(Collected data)
□ □ □ □
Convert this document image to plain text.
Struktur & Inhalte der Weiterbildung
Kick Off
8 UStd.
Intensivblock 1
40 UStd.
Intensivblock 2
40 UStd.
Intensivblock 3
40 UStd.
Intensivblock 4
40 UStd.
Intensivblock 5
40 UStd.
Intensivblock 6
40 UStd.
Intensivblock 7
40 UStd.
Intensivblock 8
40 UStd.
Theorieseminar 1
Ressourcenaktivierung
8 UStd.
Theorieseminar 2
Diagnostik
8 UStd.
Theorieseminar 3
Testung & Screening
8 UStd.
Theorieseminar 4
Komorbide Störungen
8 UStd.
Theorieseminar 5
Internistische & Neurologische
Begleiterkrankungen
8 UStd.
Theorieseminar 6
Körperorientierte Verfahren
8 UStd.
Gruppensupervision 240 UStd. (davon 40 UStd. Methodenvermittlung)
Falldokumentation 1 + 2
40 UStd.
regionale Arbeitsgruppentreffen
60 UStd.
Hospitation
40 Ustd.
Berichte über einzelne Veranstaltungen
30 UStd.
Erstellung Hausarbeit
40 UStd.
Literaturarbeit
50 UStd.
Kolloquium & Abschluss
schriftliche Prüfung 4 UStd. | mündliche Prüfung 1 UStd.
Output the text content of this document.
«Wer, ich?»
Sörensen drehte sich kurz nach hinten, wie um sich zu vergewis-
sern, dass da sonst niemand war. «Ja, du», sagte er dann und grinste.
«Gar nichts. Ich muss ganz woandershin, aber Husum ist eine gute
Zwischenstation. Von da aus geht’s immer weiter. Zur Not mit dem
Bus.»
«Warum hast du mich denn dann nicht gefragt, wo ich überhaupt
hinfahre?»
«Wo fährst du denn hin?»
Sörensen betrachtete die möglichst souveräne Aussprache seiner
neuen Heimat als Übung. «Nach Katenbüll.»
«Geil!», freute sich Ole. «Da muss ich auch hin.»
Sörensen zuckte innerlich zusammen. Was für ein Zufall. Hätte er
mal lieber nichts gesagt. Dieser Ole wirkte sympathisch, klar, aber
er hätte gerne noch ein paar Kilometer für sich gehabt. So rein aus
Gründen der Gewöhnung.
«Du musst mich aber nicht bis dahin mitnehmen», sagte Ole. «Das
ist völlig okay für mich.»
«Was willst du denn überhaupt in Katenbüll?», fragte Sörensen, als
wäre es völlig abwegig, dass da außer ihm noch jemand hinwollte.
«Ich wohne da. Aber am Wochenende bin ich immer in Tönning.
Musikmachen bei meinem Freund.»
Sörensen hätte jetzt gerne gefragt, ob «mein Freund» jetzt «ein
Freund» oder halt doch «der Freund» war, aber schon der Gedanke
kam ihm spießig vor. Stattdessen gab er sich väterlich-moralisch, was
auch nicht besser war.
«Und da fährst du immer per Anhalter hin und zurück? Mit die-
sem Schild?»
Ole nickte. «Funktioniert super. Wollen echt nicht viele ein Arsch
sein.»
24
□ □ □ □
*JOB*.
Find the word "noch" and list each line it appears in.

*ANSWER TO THIS TASK*.
er hätte gerne noch ein paar Kilometer für sich gehabt. So rein aus
wäre es völlig abwegig, dass da außer ihm noch jemand hinwollte.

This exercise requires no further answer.